**EXERCISE DATA**

--- Start ---

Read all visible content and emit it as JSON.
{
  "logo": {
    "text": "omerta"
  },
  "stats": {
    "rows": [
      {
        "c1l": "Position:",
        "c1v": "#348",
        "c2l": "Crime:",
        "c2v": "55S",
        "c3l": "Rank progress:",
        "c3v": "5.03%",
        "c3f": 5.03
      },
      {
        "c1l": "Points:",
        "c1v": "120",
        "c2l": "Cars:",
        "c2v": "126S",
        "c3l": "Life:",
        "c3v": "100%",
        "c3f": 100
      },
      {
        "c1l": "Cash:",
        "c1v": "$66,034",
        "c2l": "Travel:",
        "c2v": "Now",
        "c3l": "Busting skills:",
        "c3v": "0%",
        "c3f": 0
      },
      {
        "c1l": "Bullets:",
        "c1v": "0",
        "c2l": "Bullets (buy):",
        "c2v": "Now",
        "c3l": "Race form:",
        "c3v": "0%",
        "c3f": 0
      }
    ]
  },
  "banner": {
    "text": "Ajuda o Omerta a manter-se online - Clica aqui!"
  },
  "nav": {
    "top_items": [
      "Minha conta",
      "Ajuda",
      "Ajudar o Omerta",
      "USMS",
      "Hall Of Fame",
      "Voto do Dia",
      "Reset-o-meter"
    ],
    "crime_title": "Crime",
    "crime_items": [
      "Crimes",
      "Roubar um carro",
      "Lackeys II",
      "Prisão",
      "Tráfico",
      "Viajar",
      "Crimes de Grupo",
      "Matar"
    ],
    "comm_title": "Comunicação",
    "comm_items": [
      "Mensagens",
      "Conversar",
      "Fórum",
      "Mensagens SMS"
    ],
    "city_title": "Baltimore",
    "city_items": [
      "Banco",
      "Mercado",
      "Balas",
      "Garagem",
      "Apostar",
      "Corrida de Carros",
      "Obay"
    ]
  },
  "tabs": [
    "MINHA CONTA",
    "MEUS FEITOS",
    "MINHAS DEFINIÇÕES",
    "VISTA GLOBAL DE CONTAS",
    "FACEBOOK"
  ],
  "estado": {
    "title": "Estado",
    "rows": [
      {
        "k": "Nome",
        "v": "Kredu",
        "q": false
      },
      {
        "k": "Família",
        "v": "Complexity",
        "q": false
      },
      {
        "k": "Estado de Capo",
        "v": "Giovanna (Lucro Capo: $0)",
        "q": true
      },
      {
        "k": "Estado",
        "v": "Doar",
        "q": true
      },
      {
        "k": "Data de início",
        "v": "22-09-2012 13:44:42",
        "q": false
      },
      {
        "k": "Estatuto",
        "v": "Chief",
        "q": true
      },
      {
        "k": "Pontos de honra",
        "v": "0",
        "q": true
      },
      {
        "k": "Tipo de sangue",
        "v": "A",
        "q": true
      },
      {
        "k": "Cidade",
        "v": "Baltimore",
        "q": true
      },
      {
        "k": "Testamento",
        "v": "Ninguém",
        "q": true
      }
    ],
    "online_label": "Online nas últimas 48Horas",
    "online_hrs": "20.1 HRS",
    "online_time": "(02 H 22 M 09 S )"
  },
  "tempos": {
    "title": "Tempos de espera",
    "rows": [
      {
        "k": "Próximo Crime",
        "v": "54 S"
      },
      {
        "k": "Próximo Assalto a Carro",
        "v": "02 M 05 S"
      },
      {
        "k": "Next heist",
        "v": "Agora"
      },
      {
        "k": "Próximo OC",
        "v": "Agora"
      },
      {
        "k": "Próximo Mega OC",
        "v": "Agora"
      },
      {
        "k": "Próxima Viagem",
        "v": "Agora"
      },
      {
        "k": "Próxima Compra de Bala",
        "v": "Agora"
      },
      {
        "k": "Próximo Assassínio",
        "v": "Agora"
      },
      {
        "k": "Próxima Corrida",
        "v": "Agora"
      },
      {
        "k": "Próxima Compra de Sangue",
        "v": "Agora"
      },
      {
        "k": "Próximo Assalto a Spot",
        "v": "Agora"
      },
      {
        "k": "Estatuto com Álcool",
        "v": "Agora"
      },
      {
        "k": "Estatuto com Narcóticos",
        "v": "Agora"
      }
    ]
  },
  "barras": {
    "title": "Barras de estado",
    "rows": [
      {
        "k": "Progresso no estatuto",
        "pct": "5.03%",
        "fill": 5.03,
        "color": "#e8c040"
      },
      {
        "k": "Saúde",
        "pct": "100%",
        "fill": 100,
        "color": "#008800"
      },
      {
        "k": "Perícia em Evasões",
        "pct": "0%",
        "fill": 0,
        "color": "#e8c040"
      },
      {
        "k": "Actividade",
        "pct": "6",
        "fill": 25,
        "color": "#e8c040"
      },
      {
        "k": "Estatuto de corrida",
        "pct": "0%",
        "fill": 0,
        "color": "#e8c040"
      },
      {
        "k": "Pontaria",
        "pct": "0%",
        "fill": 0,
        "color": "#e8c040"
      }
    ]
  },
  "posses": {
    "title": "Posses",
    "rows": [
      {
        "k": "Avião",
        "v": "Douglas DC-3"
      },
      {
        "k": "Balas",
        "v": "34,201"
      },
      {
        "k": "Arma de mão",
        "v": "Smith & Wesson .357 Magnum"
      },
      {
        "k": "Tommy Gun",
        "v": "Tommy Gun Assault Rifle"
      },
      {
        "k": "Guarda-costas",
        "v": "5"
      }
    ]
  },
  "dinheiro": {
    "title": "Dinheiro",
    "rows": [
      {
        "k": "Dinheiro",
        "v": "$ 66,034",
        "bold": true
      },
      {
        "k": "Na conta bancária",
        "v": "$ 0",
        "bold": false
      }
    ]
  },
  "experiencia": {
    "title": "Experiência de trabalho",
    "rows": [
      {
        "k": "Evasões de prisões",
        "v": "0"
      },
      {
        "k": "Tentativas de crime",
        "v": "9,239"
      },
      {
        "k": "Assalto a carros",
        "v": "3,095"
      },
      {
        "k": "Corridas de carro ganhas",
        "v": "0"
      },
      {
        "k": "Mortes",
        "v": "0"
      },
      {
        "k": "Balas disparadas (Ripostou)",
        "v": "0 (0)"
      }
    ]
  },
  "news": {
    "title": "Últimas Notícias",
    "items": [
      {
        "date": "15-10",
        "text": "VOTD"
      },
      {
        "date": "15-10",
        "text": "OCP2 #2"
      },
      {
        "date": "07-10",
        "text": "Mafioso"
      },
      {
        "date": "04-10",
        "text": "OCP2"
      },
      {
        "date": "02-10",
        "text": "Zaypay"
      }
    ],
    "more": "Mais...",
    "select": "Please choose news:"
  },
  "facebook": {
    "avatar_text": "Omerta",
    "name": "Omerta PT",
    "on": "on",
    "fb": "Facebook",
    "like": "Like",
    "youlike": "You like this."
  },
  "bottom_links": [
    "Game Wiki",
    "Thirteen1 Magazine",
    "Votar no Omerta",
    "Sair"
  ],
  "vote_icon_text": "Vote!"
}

--- End ---

Find how many lines of the entries contain "Compra". Respond with the number only.

**THE OUTPUT**
2